__What you should do__: Your task is to repeat the listing exactly.

__Excerpted records__:
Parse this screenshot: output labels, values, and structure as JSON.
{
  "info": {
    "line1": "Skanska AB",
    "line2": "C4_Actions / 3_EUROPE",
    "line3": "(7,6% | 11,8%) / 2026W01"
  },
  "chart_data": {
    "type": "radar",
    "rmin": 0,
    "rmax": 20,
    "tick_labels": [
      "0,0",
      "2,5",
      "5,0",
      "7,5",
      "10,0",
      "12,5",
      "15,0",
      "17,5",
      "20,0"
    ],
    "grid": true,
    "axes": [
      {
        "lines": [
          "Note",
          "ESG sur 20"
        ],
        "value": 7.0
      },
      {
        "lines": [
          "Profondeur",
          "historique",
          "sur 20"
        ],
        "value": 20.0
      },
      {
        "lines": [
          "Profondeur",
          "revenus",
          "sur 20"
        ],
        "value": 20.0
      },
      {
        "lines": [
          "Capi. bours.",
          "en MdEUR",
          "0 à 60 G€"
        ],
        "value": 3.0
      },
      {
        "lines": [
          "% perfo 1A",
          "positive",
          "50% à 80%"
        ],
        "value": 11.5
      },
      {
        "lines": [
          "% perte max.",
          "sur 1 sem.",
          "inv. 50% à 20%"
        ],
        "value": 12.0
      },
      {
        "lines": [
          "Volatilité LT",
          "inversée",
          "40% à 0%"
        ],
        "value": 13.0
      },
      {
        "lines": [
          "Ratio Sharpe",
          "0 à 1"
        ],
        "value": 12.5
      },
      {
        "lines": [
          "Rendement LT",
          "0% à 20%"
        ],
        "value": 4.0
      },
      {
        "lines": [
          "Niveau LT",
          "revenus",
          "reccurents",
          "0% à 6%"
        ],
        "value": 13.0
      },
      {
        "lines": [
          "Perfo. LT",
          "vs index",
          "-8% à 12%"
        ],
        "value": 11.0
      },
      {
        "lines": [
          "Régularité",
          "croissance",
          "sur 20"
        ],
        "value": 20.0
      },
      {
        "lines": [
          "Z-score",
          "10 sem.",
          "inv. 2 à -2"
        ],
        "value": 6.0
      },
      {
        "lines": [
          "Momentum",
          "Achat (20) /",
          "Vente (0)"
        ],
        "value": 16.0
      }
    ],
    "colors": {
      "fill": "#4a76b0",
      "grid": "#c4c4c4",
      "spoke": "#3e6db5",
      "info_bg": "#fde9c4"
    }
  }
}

__Result for this exercise__:
Parse this screenshot: output labels, values, and structure as JSON.
{
  "info": {
    "line1": "Skanska AB",
    "line2": "C4_Actions / 3_EUROPE",
    "line3": "(7,6% | 11,8%) / 2026W01"
  },
  "chart_data": {
    "type": "radar",
    "rmin": 0,
    "rmax": 20,
    "tick_labels": [
      "0,0",
      "2,5",
      "5,0",
      "7,5",
      "10,0",
      "12,5",
      "15,0",
      "17,5",
      "20,0"
    ],
    "grid": true,
    "axes": [
      {
        "lines": [
          "Note",
          "ESG sur 20"
        ],
        "value": 7.0
      },
      {
        "lines": [
          "Profondeur",
          "historique",
          "sur 20"
        ],
        "value": 20.0
      },
      {
        "lines": [
          "Profondeur",
          "revenus",
          "sur 20"
        ],
        "value": 20.0
      },
      {
        "lines": [
          "Capi. bours.",
          "en MdEUR",
          "0 à 60 G€"
        ],
        "value": 3.0
      },
      {
        "lines": [
          "% perfo 1A",
          "positive",
          "50% à 80%"
        ],
        "value": 11.5
      },
      {
        "lines": [
          "% perte max.",
          "sur 1 sem.",
          "inv. 50% à 20%"
        ],
        "value": 12.0
      },
      {
        "lines": [
          "Volatilité LT",
          "inversée",
          "40% à 0%"
        ],
        "value": 13.0
      },
      {
        "lines": [
          "Ratio Sharpe",
          "0 à 1"
        ],
        "value": 12.5
      },
      {
        "lines": [
          "Rendement LT",
          "0% à 20%"
        ],
        "value": 4.0
      },
      {
        "lines": [
          "Niveau LT",
          "revenus",
          "reccurents",
          "0% à 6%"
        ],
        "value": 13.0
      },
      {
        "lines": [
          "Perfo. LT",
          "vs index",
          "-8% à 12%"
        ],
        "value": 11.0
      },
      {
        "lines": [
          "Régularité",
          "croissance",
          "sur 20"
        ],
        "value": 20.0
      },
      {
        "lines": [
          "Z-score",
          "10 sem.",
          "inv. 2 à -2"
        ],
        "value": 6.0
      },
      {
        "lines": [
          "Momentum",
          "Achat (20) /",
          "Vente (0)"
        ],
        "value": 16.0
      }
    ],
    "colors": {
      "fill": "#4a76b0",
      "grid": "#c4c4c4",
      "spoke": "#3e6db5",
      "info_bg": "#fde9c4"
    }
  }
}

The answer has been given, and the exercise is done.